What you should do -
Quote the data below in full, please, without altering anything.

Stored entries:
▽
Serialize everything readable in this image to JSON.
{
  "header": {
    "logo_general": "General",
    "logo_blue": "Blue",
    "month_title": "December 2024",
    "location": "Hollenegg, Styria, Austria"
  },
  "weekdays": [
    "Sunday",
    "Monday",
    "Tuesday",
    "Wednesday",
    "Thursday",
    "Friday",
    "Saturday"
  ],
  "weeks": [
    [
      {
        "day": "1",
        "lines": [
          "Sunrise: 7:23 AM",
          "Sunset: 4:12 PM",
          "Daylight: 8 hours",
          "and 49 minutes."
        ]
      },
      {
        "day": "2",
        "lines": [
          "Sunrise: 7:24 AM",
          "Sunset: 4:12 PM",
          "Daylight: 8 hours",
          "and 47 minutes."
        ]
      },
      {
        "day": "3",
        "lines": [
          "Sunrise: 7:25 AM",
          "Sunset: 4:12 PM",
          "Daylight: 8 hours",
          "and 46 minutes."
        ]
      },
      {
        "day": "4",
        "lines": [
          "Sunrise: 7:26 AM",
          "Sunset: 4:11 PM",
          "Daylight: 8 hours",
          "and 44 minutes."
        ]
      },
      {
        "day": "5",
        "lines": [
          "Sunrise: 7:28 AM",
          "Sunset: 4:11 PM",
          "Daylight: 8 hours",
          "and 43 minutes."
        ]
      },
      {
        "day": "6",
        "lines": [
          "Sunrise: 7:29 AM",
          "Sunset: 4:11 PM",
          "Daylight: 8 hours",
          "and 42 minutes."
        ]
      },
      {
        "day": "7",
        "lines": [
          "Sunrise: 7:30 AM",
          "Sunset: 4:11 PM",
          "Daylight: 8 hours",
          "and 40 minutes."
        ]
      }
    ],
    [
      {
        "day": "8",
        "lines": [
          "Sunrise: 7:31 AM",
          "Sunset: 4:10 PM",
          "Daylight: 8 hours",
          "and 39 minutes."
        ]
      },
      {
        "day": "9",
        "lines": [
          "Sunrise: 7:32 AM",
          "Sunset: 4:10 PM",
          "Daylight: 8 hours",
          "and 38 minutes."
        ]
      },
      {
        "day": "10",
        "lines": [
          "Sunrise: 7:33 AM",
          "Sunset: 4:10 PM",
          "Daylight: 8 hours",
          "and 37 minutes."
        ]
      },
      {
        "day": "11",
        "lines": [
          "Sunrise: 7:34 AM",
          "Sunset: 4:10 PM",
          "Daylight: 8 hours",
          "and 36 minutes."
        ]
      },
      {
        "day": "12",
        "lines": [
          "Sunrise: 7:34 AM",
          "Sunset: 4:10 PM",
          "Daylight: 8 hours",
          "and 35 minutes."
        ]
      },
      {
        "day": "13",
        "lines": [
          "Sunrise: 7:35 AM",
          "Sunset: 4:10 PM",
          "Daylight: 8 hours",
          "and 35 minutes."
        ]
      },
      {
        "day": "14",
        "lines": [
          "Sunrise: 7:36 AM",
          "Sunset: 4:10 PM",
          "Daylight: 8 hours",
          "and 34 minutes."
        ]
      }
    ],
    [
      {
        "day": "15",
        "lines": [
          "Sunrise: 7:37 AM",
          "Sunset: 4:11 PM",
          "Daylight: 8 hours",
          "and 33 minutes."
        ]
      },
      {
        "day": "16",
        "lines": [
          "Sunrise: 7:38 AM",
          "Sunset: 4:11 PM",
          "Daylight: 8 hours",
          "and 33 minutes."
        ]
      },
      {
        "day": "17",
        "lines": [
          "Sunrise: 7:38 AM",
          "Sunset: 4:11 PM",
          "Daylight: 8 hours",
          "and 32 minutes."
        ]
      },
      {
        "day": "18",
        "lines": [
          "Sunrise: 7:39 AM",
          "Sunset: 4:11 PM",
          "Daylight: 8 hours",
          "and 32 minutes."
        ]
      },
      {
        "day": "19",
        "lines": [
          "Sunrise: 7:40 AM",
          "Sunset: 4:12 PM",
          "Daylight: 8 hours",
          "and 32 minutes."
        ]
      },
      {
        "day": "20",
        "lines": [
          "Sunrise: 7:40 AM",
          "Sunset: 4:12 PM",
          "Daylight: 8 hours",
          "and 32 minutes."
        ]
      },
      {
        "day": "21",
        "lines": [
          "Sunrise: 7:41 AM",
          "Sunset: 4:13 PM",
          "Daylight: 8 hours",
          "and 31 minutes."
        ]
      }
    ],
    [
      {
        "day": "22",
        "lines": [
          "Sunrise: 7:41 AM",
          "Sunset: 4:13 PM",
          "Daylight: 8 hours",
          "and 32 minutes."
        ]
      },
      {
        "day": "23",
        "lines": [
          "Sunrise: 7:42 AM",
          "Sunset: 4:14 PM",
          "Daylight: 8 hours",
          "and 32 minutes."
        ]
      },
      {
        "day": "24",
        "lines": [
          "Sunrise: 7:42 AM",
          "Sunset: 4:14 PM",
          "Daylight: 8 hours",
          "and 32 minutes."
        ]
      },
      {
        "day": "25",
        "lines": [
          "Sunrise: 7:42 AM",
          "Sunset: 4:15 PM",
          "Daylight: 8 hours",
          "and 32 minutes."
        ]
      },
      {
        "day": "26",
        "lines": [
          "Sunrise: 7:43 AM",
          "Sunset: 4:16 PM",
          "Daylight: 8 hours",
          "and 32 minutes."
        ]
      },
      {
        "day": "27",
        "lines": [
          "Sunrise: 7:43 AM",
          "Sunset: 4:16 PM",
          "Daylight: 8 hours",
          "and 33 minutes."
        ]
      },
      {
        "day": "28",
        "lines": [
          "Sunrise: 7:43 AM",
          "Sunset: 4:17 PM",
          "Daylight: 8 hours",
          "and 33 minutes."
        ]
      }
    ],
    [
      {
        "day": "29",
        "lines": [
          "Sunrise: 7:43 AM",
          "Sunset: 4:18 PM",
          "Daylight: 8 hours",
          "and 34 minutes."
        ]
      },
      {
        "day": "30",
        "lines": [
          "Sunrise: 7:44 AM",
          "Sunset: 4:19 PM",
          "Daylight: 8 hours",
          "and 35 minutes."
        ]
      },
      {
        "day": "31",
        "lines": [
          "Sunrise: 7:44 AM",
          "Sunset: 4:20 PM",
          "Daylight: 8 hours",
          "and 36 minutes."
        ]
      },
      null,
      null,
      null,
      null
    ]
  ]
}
△
The output -
Serialize everything readable in this image to JSON.
{
  "header": {
    "logo_general": "General",
    "logo_blue": "Blue",
    "month_title": "December 2024",
    "location": "Hollenegg, Styria, Austria"
  },
  "weekdays": [
    "Sunday",
    "Monday",
    "Tuesday",
    "Wednesday",
    "Thursday",
    "Friday",
    "Saturday"
  ],
  "weeks": [
    [
      {
        "day": "1",
        "lines": [
          "Sunrise: 7:23 AM",
          "Sunset: 4:12 PM",
          "Daylight: 8 hours",
          "and 49 minutes."
        ]
      },
      {
        "day": "2",
        "lines": [
          "Sunrise: 7:24 AM",
          "Sunset: 4:12 PM",
          "Daylight: 8 hours",
          "and 47 minutes."
        ]
      },
      {
        "day": "3",
        "lines": [
          "Sunrise: 7:25 AM",
          "Sunset: 4:12 PM",
          "Daylight: 8 hours",
          "and 46 minutes."
        ]
      },
      {
        "day": "4",
        "lines": [
          "Sunrise: 7:26 AM",
          "Sunset: 4:11 PM",
          "Daylight: 8 hours",
          "and 44 minutes."
        ]
      },
      {
        "day": "5",
        "lines": [
          "Sunrise: 7:28 AM",
          "Sunset: 4:11 PM",
          "Daylight: 8 hours",
          "and 43 minutes."
        ]
      },
      {
        "day": "6",
        "lines": [
          "Sunrise: 7:29 AM",
          "Sunset: 4:11 PM",
          "Daylight: 8 hours",
          "and 42 minutes."
        ]
      },
      {
        "day": "7",
        "lines": [
          "Sunrise: 7:30 AM",
          "Sunset: 4:11 PM",
          "Daylight: 8 hours",
          "and 40 minutes."
        ]
      }
    ],
    [
      {
        "day": "8",
        "lines": [
          "Sunrise: 7:31 AM",
          "Sunset: 4:10 PM",
          "Daylight: 8 hours",
          "and 39 minutes."
        ]
      },
      {
        "day": "9",
        "lines": [
          "Sunrise: 7:32 AM",
          "Sunset: 4:10 PM",
          "Daylight: 8 hours",
          "and 38 minutes."
        ]
      },
      {
        "day": "10",
        "lines": [
          "Sunrise: 7:33 AM",
          "Sunset: 4:10 PM",
          "Daylight: 8 hours",
          "and 37 minutes."
        ]
      },
      {
        "day": "11",
        "lines": [
          "Sunrise: 7:34 AM",
          "Sunset: 4:10 PM",
          "Daylight: 8 hours",
          "and 36 minutes."
        ]
      },
      {
        "day": "12",
        "lines": [
          "Sunrise: 7:34 AM",
          "Sunset: 4:10 PM",
          "Daylight: 8 hours",
          "and 35 minutes."
        ]
      },
      {
        "day": "13",
        "lines": [
          "Sunrise: 7:35 AM",
          "Sunset: 4:10 PM",
          "Daylight: 8 hours",
          "and 35 minutes."
        ]
      },
      {
        "day": "14",
        "lines": [
          "Sunrise: 7:36 AM",
          "Sunset: 4:10 PM",
          "Daylight: 8 hours",
          "and 34 minutes."
        ]
      }
    ],
    [
      {
        "day": "15",
        "lines": [
          "Sunrise: 7:37 AM",
          "Sunset: 4:11 PM",
          "Daylight: 8 hours",
          "and 33 minutes."
        ]
      },
      {
        "day": "16",
        "lines": [
          "Sunrise: 7:38 AM",
          "Sunset: 4:11 PM",
          "Daylight: 8 hours",
          "and 33 minutes."
        ]
      },
      {
        "day": "17",
        "lines": [
          "Sunrise: 7:38 AM",
          "Sunset: 4:11 PM",
          "Daylight: 8 hours",
          "and 32 minutes."
        ]
      },
      {
        "day": "18",
        "lines": [
          "Sunrise: 7:39 AM",
          "Sunset: 4:11 PM",
          "Daylight: 8 hours",
          "and 32 minutes."
        ]
      },
      {
        "day": "19",
        "lines": [
          "Sunrise: 7:40 AM",
          "Sunset: 4:12 PM",
          "Daylight: 8 hours",
          "and 32 minutes."
        ]
      },
      {
        "day": "20",
        "lines": [
          "Sunrise: 7:40 AM",
          "Sunset: 4:12 PM",
          "Daylight: 8 hours",
          "and 32 minutes."
        ]
      },
      {
        "day": "21",
        "lines": [
          "Sunrise: 7:41 AM",
          "Sunset: 4:13 PM",
          "Daylight: 8 hours",
          "and 31 minutes."
        ]
      }
    ],
    [
      {
        "day": "22",
        "lines": [
          "Sunrise: 7:41 AM",
          "Sunset: 4:13 PM",
          "Daylight: 8 hours",
          "and 32 minutes."
        ]
      },
      {
        "day": "23",
        "lines": [
          "Sunrise: 7:42 AM",
          "Sunset: 4:14 PM",
          "Daylight: 8 hours",
          "and 32 minutes."
        ]
      },
      {
        "day": "24",
        "lines": [
          "Sunrise: 7:42 AM",
          "Sunset: 4:14 PM",
          "Daylight: 8 hours",
          "and 32 minutes."
        ]
      },
      {
        "day": "25",
        "lines": [
          "Sunrise: 7:42 AM",
          "Sunset: 4:15 PM",
          "Daylight: 8 hours",
          "and 32 minutes."
        ]
      },
      {
        "day": "26",
        "lines": [
          "Sunrise: 7:43 AM",
          "Sunset: 4:16 PM",
          "Daylight: 8 hours",
          "and 32 minutes."
        ]
      },
      {
        "day": "27",
        "lines": [
          "Sunrise: 7:43 AM",
          "Sunset: 4:16 PM",
          "Daylight: 8 hours",
          "and 33 minutes."
        ]
      },
      {
        "day": "28",
        "lines": [
          "Sunrise: 7:43 AM",
          "Sunset: 4:17 PM",
          "Daylight: 8 hours",
          "and 33 minutes."
        ]
      }
    ],
    [
      {
        "day": "29",
        "lines": [
          "Sunrise: 7:43 AM",
          "Sunset: 4:18 PM",
          "Daylight: 8 hours",
          "and 34 minutes."
        ]
      },
      {
        "day": "30",
        "lines": [
          "Sunrise: 7:44 AM",
          "Sunset: 4:19 PM",
          "Daylight: 8 hours",
          "and 35 minutes."
        ]
      },
      {
        "day": "31",
        "lines": [
          "Sunrise: 7:44 AM",
          "Sunset: 4:20 PM",
          "Daylight: 8 hours",
          "and 36 minutes."
        ]
      },
      null,
      null,
      null,
      null
    ]
  ]
}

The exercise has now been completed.